• **TASK**
In the listing below, pick out lines with "axis".

[Dataset entries on figures]
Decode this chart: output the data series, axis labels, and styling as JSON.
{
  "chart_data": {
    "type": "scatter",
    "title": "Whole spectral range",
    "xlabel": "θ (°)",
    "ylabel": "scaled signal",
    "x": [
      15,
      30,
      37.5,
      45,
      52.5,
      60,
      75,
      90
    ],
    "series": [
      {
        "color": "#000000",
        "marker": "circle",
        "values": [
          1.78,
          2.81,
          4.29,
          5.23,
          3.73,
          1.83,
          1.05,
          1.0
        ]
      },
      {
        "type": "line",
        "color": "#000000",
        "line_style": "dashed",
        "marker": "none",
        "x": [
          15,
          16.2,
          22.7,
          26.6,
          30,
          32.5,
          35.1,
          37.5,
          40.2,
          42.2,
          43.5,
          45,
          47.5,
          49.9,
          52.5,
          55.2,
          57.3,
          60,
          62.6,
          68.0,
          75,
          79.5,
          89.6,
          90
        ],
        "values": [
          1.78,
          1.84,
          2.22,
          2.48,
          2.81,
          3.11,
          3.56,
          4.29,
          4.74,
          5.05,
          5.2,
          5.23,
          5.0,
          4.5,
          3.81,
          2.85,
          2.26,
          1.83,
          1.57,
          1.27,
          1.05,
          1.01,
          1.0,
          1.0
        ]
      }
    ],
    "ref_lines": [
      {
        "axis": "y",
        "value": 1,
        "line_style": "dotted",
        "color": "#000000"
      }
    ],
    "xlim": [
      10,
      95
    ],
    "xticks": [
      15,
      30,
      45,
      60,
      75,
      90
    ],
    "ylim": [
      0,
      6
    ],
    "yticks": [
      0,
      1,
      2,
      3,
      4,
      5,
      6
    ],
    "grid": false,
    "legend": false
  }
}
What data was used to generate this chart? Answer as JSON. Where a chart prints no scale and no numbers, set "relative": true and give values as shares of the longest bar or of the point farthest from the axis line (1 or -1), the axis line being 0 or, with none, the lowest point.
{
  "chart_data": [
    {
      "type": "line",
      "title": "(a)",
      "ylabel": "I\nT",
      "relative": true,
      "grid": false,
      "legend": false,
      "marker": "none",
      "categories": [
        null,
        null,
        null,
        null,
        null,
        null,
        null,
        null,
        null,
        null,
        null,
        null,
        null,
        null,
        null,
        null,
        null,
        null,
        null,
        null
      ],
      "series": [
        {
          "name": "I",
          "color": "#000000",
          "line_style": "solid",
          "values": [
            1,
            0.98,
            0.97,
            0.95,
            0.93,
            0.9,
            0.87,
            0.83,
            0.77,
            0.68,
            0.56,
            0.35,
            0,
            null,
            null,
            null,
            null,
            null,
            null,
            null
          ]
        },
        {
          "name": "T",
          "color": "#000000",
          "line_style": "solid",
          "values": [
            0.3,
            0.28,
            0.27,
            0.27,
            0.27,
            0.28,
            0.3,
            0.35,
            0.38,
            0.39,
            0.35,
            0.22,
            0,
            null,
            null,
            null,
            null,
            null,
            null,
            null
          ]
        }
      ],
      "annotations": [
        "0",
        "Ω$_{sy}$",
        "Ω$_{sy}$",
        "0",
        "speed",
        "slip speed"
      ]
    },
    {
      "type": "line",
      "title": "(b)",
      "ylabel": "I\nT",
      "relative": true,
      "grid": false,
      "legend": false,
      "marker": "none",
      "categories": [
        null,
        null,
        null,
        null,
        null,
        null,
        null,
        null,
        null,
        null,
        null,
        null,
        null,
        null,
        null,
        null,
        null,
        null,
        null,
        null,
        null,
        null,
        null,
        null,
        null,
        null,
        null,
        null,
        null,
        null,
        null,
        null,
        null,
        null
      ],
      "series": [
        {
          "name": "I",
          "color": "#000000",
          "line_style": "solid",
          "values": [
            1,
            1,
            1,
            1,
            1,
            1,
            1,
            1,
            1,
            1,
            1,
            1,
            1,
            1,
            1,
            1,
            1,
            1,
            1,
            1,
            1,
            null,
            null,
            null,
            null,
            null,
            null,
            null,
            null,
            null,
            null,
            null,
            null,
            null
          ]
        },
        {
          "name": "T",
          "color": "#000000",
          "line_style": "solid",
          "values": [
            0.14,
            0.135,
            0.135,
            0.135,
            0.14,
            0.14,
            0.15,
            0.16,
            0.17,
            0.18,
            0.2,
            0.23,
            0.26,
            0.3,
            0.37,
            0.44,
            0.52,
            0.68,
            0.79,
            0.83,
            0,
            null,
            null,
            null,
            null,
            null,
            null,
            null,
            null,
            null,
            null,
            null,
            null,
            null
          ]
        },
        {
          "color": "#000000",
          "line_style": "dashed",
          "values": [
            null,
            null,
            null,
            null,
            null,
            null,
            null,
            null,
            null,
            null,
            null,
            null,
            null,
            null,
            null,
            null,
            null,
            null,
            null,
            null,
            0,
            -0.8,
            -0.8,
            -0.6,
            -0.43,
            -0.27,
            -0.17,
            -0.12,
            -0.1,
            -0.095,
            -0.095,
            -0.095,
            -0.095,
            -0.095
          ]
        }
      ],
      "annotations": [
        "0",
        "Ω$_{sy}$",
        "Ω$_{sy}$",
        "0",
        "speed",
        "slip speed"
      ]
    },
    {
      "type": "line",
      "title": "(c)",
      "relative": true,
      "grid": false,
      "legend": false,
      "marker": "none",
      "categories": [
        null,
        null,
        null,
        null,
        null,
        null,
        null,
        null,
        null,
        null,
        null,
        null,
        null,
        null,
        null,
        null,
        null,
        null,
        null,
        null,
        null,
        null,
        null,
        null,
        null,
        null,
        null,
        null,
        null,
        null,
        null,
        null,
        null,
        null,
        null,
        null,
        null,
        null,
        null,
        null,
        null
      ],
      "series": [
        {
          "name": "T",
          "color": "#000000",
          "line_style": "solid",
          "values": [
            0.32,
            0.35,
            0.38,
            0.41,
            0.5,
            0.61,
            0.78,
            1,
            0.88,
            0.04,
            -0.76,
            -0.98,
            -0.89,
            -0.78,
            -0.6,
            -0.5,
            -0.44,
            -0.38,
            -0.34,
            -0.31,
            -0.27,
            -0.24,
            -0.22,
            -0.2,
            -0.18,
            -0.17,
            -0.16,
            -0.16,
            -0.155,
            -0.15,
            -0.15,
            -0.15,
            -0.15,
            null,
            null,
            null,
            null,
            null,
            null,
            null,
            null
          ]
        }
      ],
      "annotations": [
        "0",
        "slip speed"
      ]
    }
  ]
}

• **TASK ANSWER**
Decode this chart: output the data series, axis labels, and styling as JSON.
        "axis": "y",
What data was used to generate this chart? Answer as JSON. Where a chart prints no scale and no numbers, set "relative": true and give values as shares of the longest bar or of the point farthest from the axis line (1 or -1), the axis line being 0 or, with none, the lowest point.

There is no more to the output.